◆ **What you should do**
Locate each line below that includes "dashed" and reproduce it.

◆ **Data shown**
## Begin
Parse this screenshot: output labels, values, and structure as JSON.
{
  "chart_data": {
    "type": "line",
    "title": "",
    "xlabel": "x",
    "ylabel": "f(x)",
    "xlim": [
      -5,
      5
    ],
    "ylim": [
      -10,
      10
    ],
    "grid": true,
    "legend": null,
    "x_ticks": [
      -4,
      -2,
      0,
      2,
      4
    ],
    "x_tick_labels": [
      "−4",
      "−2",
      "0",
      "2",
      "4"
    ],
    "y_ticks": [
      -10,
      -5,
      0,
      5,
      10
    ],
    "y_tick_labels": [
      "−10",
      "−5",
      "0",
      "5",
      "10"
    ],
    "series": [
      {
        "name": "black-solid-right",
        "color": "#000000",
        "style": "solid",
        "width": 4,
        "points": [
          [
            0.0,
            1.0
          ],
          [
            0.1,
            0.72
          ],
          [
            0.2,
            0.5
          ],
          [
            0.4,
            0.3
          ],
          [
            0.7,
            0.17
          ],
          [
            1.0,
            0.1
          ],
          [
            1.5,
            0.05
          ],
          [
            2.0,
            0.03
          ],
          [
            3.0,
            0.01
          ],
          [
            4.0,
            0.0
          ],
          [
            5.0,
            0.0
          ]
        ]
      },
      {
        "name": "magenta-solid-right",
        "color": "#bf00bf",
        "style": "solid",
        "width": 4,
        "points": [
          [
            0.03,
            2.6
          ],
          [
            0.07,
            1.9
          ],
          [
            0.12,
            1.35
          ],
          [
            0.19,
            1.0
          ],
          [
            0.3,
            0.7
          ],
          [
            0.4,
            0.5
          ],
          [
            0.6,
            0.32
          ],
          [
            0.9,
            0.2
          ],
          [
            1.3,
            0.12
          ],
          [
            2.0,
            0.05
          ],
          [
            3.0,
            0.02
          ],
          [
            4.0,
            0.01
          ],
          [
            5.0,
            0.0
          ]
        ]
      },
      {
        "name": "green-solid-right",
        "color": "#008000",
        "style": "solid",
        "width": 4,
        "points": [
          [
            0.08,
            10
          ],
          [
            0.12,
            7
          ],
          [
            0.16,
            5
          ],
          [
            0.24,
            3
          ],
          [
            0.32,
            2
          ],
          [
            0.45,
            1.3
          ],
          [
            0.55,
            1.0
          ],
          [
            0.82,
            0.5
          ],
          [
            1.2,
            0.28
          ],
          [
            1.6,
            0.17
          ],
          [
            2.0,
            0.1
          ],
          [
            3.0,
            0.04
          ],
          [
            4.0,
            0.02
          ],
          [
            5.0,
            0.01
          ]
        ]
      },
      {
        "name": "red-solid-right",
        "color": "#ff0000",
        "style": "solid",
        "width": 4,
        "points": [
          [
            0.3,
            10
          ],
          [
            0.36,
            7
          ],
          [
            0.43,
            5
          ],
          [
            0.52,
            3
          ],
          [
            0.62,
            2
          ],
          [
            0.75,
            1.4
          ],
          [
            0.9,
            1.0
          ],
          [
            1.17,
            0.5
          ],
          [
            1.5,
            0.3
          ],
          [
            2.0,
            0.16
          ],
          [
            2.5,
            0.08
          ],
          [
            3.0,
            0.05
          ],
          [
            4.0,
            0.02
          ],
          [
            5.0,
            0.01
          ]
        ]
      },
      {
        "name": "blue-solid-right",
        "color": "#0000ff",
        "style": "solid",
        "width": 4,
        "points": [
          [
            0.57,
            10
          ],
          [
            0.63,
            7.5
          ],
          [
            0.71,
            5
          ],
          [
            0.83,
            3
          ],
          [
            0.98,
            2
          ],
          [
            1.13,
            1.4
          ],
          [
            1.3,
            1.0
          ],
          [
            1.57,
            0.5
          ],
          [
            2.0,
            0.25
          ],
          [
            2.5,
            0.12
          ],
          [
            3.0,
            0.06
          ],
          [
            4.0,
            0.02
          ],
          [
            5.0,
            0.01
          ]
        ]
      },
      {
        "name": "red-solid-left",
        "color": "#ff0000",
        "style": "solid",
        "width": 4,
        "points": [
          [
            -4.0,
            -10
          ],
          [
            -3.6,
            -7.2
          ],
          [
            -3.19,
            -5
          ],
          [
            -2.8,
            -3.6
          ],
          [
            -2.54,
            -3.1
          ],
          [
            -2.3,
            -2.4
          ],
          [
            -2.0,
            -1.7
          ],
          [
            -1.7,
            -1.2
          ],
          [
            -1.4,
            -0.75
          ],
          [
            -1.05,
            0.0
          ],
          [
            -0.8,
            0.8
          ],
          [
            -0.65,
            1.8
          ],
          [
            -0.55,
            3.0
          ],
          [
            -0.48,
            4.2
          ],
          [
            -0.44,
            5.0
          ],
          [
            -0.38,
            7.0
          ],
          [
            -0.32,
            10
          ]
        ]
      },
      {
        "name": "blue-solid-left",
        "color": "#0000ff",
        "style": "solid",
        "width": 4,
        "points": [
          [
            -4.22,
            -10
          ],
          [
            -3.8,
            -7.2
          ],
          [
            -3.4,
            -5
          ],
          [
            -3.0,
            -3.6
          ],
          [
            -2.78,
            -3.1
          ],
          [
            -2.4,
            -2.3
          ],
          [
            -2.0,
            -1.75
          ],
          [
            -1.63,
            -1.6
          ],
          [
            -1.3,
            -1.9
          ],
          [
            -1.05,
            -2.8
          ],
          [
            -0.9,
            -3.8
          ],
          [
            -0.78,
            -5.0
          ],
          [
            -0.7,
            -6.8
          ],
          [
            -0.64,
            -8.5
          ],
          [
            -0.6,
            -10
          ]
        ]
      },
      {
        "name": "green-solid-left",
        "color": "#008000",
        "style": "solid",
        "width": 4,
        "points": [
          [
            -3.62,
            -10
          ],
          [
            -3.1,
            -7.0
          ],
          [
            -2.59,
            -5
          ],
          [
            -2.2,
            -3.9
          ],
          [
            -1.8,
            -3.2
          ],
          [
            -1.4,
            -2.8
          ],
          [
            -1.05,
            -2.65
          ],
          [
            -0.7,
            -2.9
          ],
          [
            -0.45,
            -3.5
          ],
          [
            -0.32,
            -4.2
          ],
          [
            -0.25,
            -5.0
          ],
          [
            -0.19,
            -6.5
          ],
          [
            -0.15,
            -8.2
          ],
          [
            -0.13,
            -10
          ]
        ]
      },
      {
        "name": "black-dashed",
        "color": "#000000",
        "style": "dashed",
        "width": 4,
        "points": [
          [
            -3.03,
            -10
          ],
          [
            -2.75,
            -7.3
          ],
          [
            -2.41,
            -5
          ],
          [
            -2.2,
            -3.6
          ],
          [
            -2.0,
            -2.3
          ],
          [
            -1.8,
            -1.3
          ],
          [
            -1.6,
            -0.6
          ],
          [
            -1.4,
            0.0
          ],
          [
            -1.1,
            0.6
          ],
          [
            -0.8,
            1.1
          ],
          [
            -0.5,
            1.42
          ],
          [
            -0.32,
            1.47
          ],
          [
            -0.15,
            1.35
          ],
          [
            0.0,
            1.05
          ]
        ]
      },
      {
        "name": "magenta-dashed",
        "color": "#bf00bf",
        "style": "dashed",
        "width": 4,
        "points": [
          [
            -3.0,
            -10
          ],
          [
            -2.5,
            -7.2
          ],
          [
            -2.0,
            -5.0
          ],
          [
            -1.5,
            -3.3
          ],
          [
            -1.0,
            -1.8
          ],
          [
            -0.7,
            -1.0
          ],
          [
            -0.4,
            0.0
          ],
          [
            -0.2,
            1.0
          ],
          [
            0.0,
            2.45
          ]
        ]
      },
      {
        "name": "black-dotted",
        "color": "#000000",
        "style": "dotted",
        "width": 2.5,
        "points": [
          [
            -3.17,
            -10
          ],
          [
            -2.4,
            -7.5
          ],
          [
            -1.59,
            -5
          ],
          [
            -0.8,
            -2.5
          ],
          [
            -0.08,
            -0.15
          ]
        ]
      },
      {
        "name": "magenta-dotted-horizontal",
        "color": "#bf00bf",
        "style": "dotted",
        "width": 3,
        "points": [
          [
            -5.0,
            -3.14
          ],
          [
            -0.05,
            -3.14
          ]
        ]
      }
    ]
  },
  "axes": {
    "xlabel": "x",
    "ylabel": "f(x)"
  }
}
## End
◆ **Solution to the exercise**
        "name": "black-dashed",
        "style": "dashed",
        "name": "magenta-dashed",
        "style": "dashed",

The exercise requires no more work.